* [What to produce]: The data below is to be returned in full and exactly.
┄┄┄┄┄┄┄┄┄┄┄┄┄┄┄┄┄┄┄┄
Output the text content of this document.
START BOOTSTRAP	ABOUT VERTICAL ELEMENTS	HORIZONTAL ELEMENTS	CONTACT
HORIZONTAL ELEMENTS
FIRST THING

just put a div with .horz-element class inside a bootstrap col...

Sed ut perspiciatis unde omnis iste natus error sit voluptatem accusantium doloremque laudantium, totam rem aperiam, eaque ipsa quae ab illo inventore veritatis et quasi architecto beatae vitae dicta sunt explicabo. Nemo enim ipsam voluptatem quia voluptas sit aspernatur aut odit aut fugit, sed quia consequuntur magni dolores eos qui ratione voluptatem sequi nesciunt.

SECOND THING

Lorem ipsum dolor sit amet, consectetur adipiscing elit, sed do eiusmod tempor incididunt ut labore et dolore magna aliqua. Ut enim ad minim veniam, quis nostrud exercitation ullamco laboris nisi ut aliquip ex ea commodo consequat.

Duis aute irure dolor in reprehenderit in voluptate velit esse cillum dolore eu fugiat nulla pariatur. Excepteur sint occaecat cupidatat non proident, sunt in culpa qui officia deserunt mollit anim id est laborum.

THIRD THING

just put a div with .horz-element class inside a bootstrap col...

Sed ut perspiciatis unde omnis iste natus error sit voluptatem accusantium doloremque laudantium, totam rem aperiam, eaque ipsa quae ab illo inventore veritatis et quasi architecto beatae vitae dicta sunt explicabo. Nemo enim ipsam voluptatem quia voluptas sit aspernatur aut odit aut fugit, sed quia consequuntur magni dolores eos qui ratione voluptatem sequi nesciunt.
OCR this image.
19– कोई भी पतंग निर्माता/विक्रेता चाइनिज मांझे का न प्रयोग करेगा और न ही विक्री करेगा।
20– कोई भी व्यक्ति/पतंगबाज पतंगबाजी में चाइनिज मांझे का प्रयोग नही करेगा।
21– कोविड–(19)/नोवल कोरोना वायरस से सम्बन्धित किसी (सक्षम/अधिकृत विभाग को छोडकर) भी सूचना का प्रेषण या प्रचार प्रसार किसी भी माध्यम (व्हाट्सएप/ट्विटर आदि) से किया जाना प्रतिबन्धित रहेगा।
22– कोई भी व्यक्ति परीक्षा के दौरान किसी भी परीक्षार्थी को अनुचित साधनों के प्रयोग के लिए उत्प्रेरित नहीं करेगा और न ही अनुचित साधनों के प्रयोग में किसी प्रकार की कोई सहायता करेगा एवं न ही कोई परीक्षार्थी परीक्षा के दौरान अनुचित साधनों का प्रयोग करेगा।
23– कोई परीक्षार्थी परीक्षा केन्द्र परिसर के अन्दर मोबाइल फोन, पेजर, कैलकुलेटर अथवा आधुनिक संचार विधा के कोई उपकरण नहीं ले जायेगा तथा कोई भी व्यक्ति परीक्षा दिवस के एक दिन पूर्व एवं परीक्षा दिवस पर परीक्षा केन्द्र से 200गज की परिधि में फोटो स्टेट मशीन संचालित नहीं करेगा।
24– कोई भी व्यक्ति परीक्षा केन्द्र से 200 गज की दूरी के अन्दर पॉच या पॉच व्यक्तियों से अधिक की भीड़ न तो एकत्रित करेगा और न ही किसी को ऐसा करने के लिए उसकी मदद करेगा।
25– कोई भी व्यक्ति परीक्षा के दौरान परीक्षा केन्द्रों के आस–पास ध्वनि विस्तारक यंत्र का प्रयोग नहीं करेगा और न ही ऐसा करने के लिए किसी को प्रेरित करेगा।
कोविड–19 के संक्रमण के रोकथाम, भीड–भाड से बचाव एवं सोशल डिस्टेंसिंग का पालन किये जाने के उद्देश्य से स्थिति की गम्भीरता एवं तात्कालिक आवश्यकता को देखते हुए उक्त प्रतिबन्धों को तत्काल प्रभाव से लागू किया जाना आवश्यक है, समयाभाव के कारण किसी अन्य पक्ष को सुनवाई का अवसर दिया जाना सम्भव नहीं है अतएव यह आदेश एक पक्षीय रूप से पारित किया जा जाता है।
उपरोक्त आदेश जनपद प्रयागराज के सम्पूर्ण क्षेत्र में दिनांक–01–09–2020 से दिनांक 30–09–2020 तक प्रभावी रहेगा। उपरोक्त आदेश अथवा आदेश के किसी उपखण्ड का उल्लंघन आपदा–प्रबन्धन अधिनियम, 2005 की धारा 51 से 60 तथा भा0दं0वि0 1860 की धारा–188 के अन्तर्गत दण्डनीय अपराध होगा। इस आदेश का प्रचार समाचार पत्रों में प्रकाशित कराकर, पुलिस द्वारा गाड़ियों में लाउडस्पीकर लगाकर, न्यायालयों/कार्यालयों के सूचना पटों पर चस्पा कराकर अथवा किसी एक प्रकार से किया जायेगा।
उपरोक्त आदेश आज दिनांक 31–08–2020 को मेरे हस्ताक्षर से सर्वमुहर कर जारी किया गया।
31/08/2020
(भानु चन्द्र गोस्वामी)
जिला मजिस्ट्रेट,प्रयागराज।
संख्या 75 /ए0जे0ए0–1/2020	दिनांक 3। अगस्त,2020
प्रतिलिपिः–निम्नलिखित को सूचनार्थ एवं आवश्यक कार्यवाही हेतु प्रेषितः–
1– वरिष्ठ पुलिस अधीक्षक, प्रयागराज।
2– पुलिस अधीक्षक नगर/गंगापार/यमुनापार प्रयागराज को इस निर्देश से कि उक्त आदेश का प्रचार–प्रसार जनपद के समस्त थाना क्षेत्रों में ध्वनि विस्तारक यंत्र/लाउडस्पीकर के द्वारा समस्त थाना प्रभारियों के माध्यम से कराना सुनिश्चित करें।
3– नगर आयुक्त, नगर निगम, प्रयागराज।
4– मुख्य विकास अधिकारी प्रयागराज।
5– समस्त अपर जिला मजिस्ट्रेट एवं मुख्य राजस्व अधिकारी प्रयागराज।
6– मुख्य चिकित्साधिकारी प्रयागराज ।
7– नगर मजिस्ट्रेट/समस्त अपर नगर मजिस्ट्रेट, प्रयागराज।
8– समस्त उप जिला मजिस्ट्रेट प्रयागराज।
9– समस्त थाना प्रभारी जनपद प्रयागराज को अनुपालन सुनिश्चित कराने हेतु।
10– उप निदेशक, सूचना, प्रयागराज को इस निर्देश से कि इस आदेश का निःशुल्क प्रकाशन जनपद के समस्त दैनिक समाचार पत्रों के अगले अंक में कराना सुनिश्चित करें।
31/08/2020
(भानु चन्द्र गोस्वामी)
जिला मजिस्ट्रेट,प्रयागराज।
┄┄┄┄┄┄┄┄┄┄┄┄┄┄┄┄┄┄┄┄
* [Task output]:
Output the text content of this document.
START BOOTSTRAP	ABOUT VERTICAL ELEMENTS	HORIZONTAL ELEMENTS	CONTACT
HORIZONTAL ELEMENTS
FIRST THING

just put a div with .horz-element class inside a bootstrap col...

Sed ut perspiciatis unde omnis iste natus error sit voluptatem accusantium doloremque laudantium, totam rem aperiam, eaque ipsa quae ab illo inventore veritatis et quasi architecto beatae vitae dicta sunt explicabo. Nemo enim ipsam voluptatem quia voluptas sit aspernatur aut odit aut fugit, sed quia consequuntur magni dolores eos qui ratione voluptatem sequi nesciunt.

SECOND THING

Lorem ipsum dolor sit amet, consectetur adipiscing elit, sed do eiusmod tempor incididunt ut labore et dolore magna aliqua. Ut enim ad minim veniam, quis nostrud exercitation ullamco laboris nisi ut aliquip ex ea commodo consequat.

Duis aute irure dolor in reprehenderit in voluptate velit esse cillum dolore eu fugiat nulla pariatur. Excepteur sint occaecat cupidatat non proident, sunt in culpa qui officia deserunt mollit anim id est laborum.

THIRD THING

just put a div with .horz-element class inside a bootstrap col...

Sed ut perspiciatis unde omnis iste natus error sit voluptatem accusantium doloremque laudantium, totam rem aperiam, eaque ipsa quae ab illo inventore veritatis et quasi architecto beatae vitae dicta sunt explicabo. Nemo enim ipsam voluptatem quia voluptas sit aspernatur aut odit aut fugit, sed quia consequuntur magni dolores eos qui ratione voluptatem sequi nesciunt.
OCR this image.
19– कोई भी पतंग निर्माता/विक्रेता चाइनिज मांझे का न प्रयोग करेगा और न ही विक्री करेगा।
20– कोई भी व्यक्ति/पतंगबाज पतंगबाजी में चाइनिज मांझे का प्रयोग नही करेगा।
21– कोविड–(19)/नोवल कोरोना वायरस से सम्बन्धित किसी (सक्षम/अधिकृत विभाग को छोडकर) भी सूचना का प्रेषण या प्रचार प्रसार किसी भी माध्यम (व्हाट्सएप/ट्विटर आदि) से किया जाना प्रतिबन्धित रहेगा।
22– कोई भी व्यक्ति परीक्षा के दौरान किसी भी परीक्षार्थी को अनुचित साधनों के प्रयोग के लिए उत्प्रेरित नहीं करेगा और न ही अनुचित साधनों के प्रयोग में किसी प्रकार की कोई सहायता करेगा एवं न ही कोई परीक्षार्थी परीक्षा के दौरान अनुचित साधनों का प्रयोग करेगा।
23– कोई परीक्षार्थी परीक्षा केन्द्र परिसर के अन्दर मोबाइल फोन, पेजर, कैलकुलेटर अथवा आधुनिक संचार विधा के कोई उपकरण नहीं ले जायेगा तथा कोई भी व्यक्ति परीक्षा दिवस के एक दिन पूर्व एवं परीक्षा दिवस पर परीक्षा केन्द्र से 200गज की परिधि में फोटो स्टेट मशीन संचालित नहीं करेगा।
24– कोई भी व्यक्ति परीक्षा केन्द्र से 200 गज की दूरी के अन्दर पॉच या पॉच व्यक्तियों से अधिक की भीड़ न तो एकत्रित करेगा और न ही किसी को ऐसा करने के लिए उसकी मदद करेगा।
25– कोई भी व्यक्ति परीक्षा के दौरान परीक्षा केन्द्रों के आस–पास ध्वनि विस्तारक यंत्र का प्रयोग नहीं करेगा और न ही ऐसा करने के लिए किसी को प्रेरित करेगा।
कोविड–19 के संक्रमण के रोकथाम, भीड–भाड से बचाव एवं सोशल डिस्टेंसिंग का पालन किये जाने के उद्देश्य से स्थिति की गम्भीरता एवं तात्कालिक आवश्यकता को देखते हुए उक्त प्रतिबन्धों को तत्काल प्रभाव से लागू किया जाना आवश्यक है, समयाभाव के कारण किसी अन्य पक्ष को सुनवाई का अवसर दिया जाना सम्भव नहीं है अतएव यह आदेश एक पक्षीय रूप से पारित किया जा जाता है।
उपरोक्त आदेश जनपद प्रयागराज के सम्पूर्ण क्षेत्र में दिनांक–01–09–2020 से दिनांक 30–09–2020 तक प्रभावी रहेगा। उपरोक्त आदेश अथवा आदेश के किसी उपखण्ड का उल्लंघन आपदा–प्रबन्धन अधिनियम, 2005 की धारा 51 से 60 तथा भा0दं0वि0 1860 की धारा–188 के अन्तर्गत दण्डनीय अपराध होगा। इस आदेश का प्रचार समाचार पत्रों में प्रकाशित कराकर, पुलिस द्वारा गाड़ियों में लाउडस्पीकर लगाकर, न्यायालयों/कार्यालयों के सूचना पटों पर चस्पा कराकर अथवा किसी एक प्रकार से किया जायेगा।
उपरोक्त आदेश आज दिनांक 31–08–2020 को मेरे हस्ताक्षर से सर्वमुहर कर जारी किया गया।
31/08/2020
(भानु चन्द्र गोस्वामी)
जिला मजिस्ट्रेट,प्रयागराज।
संख्या 75 /ए0जे0ए0–1/2020	दिनांक 3। अगस्त,2020
प्रतिलिपिः–निम्नलिखित को सूचनार्थ एवं आवश्यक कार्यवाही हेतु प्रेषितः–
1– वरिष्ठ पुलिस अधीक्षक, प्रयागराज।
2– पुलिस अधीक्षक नगर/गंगापार/यमुनापार प्रयागराज को इस निर्देश से कि उक्त आदेश का प्रचार–प्रसार जनपद के समस्त थाना क्षेत्रों में ध्वनि विस्तारक यंत्र/लाउडस्पीकर के द्वारा समस्त थाना प्रभारियों के माध्यम से कराना सुनिश्चित करें।
3– नगर आयुक्त, नगर निगम, प्रयागराज।
4– मुख्य विकास अधिकारी प्रयागराज।
5– समस्त अपर जिला मजिस्ट्रेट एवं मुख्य राजस्व अधिकारी प्रयागराज।
6– मुख्य चिकित्साधिकारी प्रयागराज ।
7– नगर मजिस्ट्रेट/समस्त अपर नगर मजिस्ट्रेट, प्रयागराज।
8– समस्त उप जिला मजिस्ट्रेट प्रयागराज।
9– समस्त थाना प्रभारी जनपद प्रयागराज को अनुपालन सुनिश्चित कराने हेतु।
10– उप निदेशक, सूचना, प्रयागराज को इस निर्देश से कि इस आदेश का निःशुल्क प्रकाशन जनपद के समस्त दैनिक समाचार पत्रों के अगले अंक में कराना सुनिश्चित करें।
31/08/2020
(भानु चन्द्र गोस्वामी)
जिला मजिस्ट्रेट,प्रयागराज।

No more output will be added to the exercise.